## What you should do
Locate every line in the records below that holds the word "text" and return each one.

(A block of data)
######
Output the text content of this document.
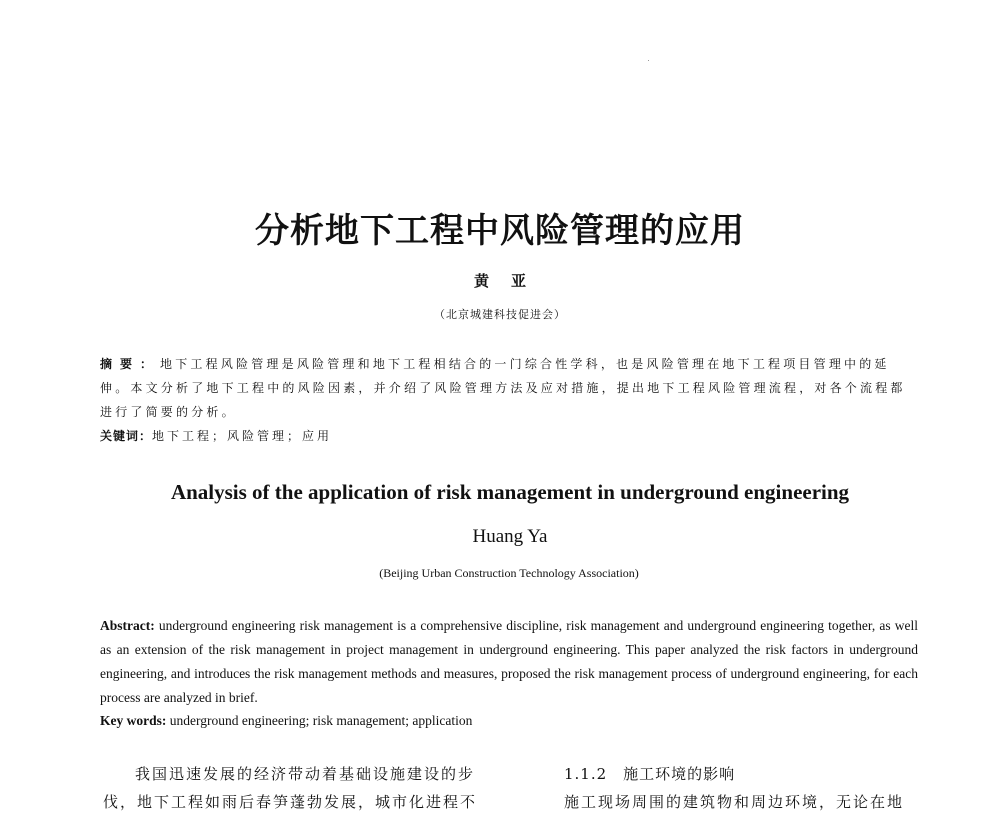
分析地下工程中风险管理的应用
黄亚
（北京城建科技促进会）
摘要：地下工程风险管理是风险管理和地下工程相结合的一门综合性学科，也是风险管理在地下工程项目管理中的延伸。本文分析了地下工程中的风险因素，并介绍了风险管理方法及应对措施，提出地下工程风险管理流程，对各个流程都进行了简要的分析。
关键词：地下工程；风险管理；应用
Analysis of the application of risk management in underground engineering
Huang Ya
(Beijing Urban Construction Technology Association)
Abstract: underground engineering risk management is a comprehensive discipline, risk management and underground engineering together, as well as an extension of the risk management in project management in underground engineering. This paper analyzed the risk factors in underground engineering, and introduces the risk management methods and measures, proposed the risk management process of underground engineering, for each process are analyzed in brief.
Key words: underground engineering; risk management; application
我国迅速发展的经济带动着基础设施建设的步伐，地下工程如雨后春笋蓬勃发展，城市化进程不
1.1.2　施工环境的影响
施工现场周围的建筑物和周边环境，无论在地
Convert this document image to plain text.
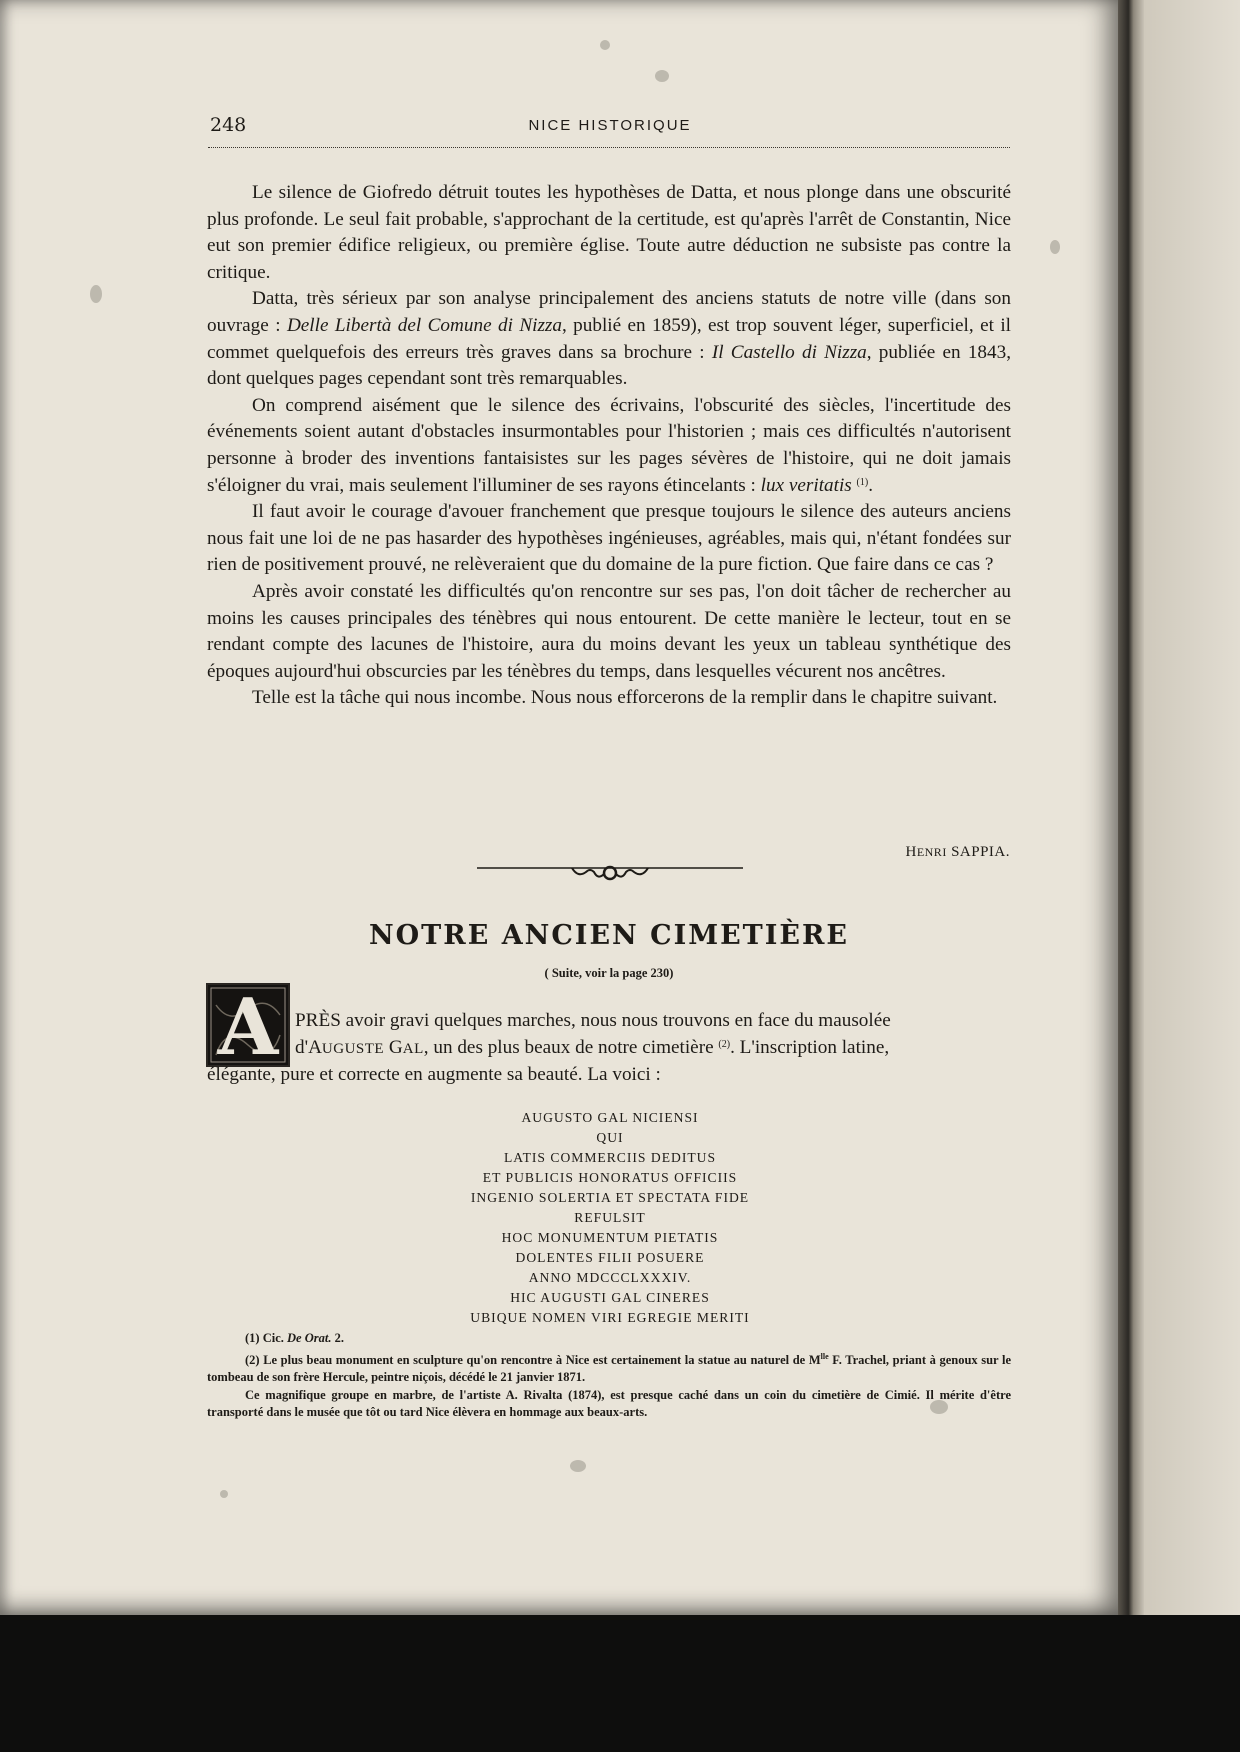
248	NICE HISTORIQUE

Le silence de Giofredo détruit toutes les hypothèses de Datta, et nous plonge dans une obscurité plus profonde. Le seul fait probable, s'approchant de la certitude, est qu'après l'arrêt de Constantin, Nice eut son premier édifice religieux, ou première église. Toute autre déduction ne subsiste pas contre la critique.

Datta, très sérieux par son analyse principalement des anciens statuts de notre ville (dans son ouvrage : Delle Libertà del Comune di Nizza, publié en 1859), est trop souvent léger, superficiel, et il commet quelquefois des erreurs très graves dans sa brochure : Il Castello di Nizza, publiée en 1843, dont quelques pages cependant sont très remarquables.

On comprend aisément que le silence des écrivains, l'obscurité des siècles, l'incertitude des événements soient autant d'obstacles insurmontables pour l'historien ; mais ces difficultés n'autorisent personne à broder des inventions fantaisistes sur les pages sévères de l'histoire, qui ne doit jamais s'éloigner du vrai, mais seulement l'illuminer de ses rayons étincelants : lux veritatis $^{(1)}$.

Il faut avoir le courage d'avouer franchement que presque toujours le silence des auteurs anciens nous fait une loi de ne pas hasarder des hypothèses ingénieuses, agréables, mais qui, n'étant fondées sur rien de positivement prouvé, ne relèveraient que du domaine de la pure fiction. Que faire dans ce cas ?

Après avoir constaté les difficultés qu'on rencontre sur ses pas, l'on doit tâcher de rechercher au moins les causes principales des ténèbres qui nous entourent. De cette manière le lecteur, tout en se rendant compte des lacunes de l'histoire, aura du moins devant les yeux un tableau synthétique des époques aujourd'hui obscurcies par les ténèbres du temps, dans lesquelles vécurent nos ancêtres.

Telle est la tâche qui nous incombe. Nous nous efforcerons de la remplir dans le chapitre suivant.

HENRI SAPPIA.
NOTRE ANCIEN CIMETIÈRE
( Suite, voir la page 230)
A PRÈS avoir gravi quelques marches, nous nous trouvons en face du mausolée
d'AUGUSTE GAL, un des plus beaux de notre cimetière $^{(2)}$. L'inscription latine,
élégante, pure et correcte en augmente sa beauté. La voici :
AUGUSTO GAL NICIENSI
QUI
LATIS COMMERCIIS DEDITUS
ET PUBLICIS HONORATUS OFFICIIS
INGENIO SOLERTIA ET SPECTATA FIDE
REFULSIT
HOC MONUMENTUM PIETATIS
DOLENTES FILII POSUERE
ANNO MDCCCLXXXIV.
HIC AUGUSTI GAL CINERES
UBIQUE NOMEN VIRI EGREGIE MERITI

(1) Cic. De Orat. 2.

(2) Le plus beau monument en sculpture qu'on rencontre à Nice est certainement la statue au naturel de $M^{lle}$ F. Trachel, priant à genoux sur le tombeau de son frère Hercule, peintre niçois, décédé le 21 janvier 1871.

Ce magnifique groupe en marbre, de l'artiste A. Rivalta (1874), est presque caché dans un coin du cimetière de Cimié. Il mérite d'être transporté dans le musée que tôt ou tard Nice élèvera en hommage aux beaux-arts.
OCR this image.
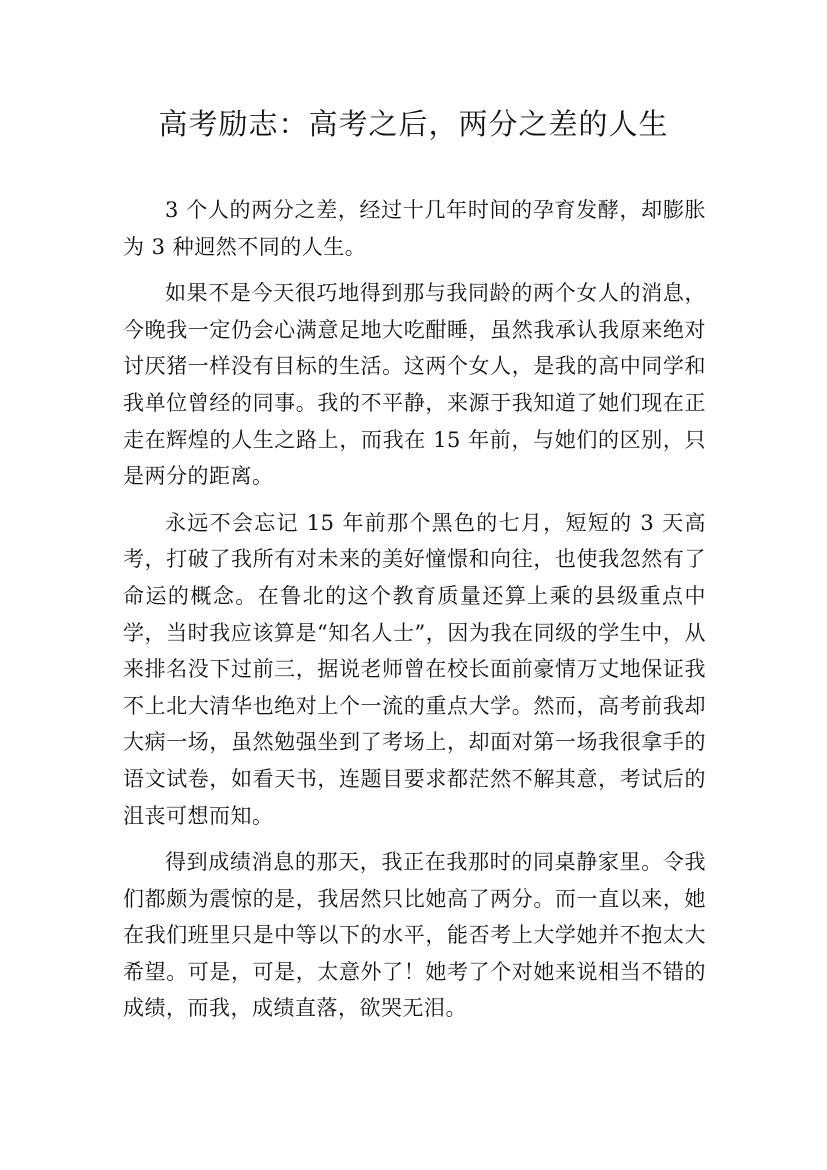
高考励志：高考之后，两分之差的人生

3 个人的两分之差，经过十几年时间的孕育发酵，却膨胀为 3 种迥然不同的人生。

如果不是今天很巧地得到那与我同龄的两个女人的消息，今晚我一定仍会心满意足地大吃酣睡，虽然我承认我原来绝对讨厌猪一样没有目标的生活。这两个女人，是我的高中同学和我单位曾经的同事。我的不平静，来源于我知道了她们现在正走在辉煌的人生之路上，而我在 15 年前，与她们的区别，只是两分的距离。

永远不会忘记 15 年前那个黑色的七月，短短的 3 天高考，打破了我所有对未来的美好憧憬和向往，也使我忽然有了命运的概念。在鲁北的这个教育质量还算上乘的县级重点中学，当时我应该算是“知名人士”，因为我在同级的学生中，从来排名没下过前三，据说老师曾在校长面前豪情万丈地保证我不上北大清华也绝对上个一流的重点大学。然而，高考前我却大病一场，虽然勉强坐到了考场上，却面对第一场我很拿手的语文试卷，如看天书，连题目要求都茫然不解其意，考试后的沮丧可想而知。

得到成绩消息的那天，我正在我那时的同桌静家里。令我们都颇为震惊的是，我居然只比她高了两分。而一直以来，她在我们班里只是中等以下的水平，能否考上大学她并不抱太大希望。可是，可是，太意外了！她考了个对她来说相当不错的成绩，而我，成绩直落，欲哭无泪。
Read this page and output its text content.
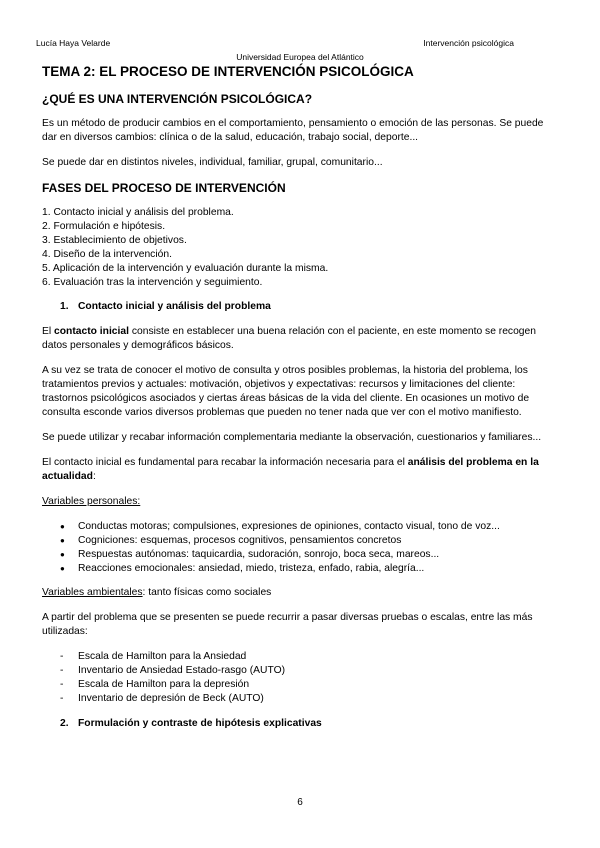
Lucía Haya Velarde	Intervención psicológica
Universidad Europea del Atlántico
TEMA 2: EL PROCESO DE INTERVENCIÓN PSICOLÓGICA
¿QUÉ ES UNA INTERVENCIÓN PSICOLÓGICA?

Es un método de producir cambios en el comportamiento, pensamiento o emoción de las personas. Se puede dar en diversos cambios: clínica o de la salud, educación, trabajo social, deporte...

Se puede dar en distintos niveles, individual, familiar, grupal, comunitario...

FASES DEL PROCESO DE INTERVENCIÓN
1. Contacto inicial y análisis del problema.
2. Formulación e hipótesis.
3. Establecimiento de objetivos.
4. Diseño de la intervención.
5. Aplicación de la intervención y evaluación durante la misma.
6. Evaluación tras la intervención y seguimiento.
1. Contacto inicial y análisis del problema

El contacto inicial consiste en establecer una buena relación con el paciente, en este momento se recogen datos personales y demográficos básicos.

A su vez se trata de conocer el motivo de consulta y otros posibles problemas, la historia del problema, los tratamientos previos y actuales: motivación, objetivos y expectativas: recursos y limitaciones del cliente: trastornos psicológicos asociados y ciertas áreas básicas de la vida del cliente. En ocasiones un motivo de consulta esconde varios diversos problemas que pueden no tener nada que ver con el motivo manifiesto.

Se puede utilizar y recabar información complementaria mediante la observación, cuestionarios y familiares...

El contacto inicial es fundamental para recabar la información necesaria para el análisis del problema en la actualidad:

Variables personales:

● Conductas motoras; compulsiones, expresiones de opiniones, contacto visual, tono de voz...
● Cogniciones: esquemas, procesos cognitivos, pensamientos concretos
● Respuestas autónomas: taquicardia, sudoración, sonrojo, boca seca, mareos...
● Reacciones emocionales: ansiedad, miedo, tristeza, enfado, rabia, alegría...

Variables ambientales: tanto físicas como sociales

A partir del problema que se presenten se puede recurrir a pasar diversas pruebas o escalas, entre las más utilizadas:

- Escala de Hamilton para la Ansiedad
- Inventario de Ansiedad Estado-rasgo (AUTO)
- Escala de Hamilton para la depresión
- Inventario de depresión de Beck (AUTO)
2. Formulación y contraste de hipótesis explicativas
6
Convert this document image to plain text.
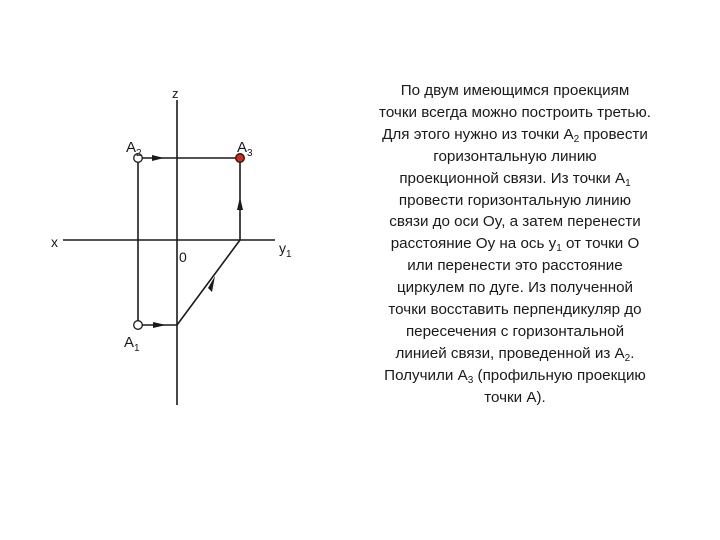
z
x
0
$y_1$
$A_2$	$A_3$
$A_1$
По двум имеющимся проекциям
точки всегда можно построить третью.
Для этого нужно из точки $А_2$ провести
горизонтальную линию
проекционной связи. Из точки $А_1$
провести горизонтальную линию
связи до оси Оy, а затем перенести
расстояние Оy на ось $y_1$ от точки О
или перенести это расстояние
циркулем по дуге. Из полученной
точки восставить перпендикуляр до
пересечения с горизонтальной
линией связи, проведенной из $А_2$.
Получили $А_3$ (профильную проекцию
точки А).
######
## Reply to the task
Output the text content of this document.
Convert this document image to plain text.
Read this page and output its text content.
Convert this document image to plain text.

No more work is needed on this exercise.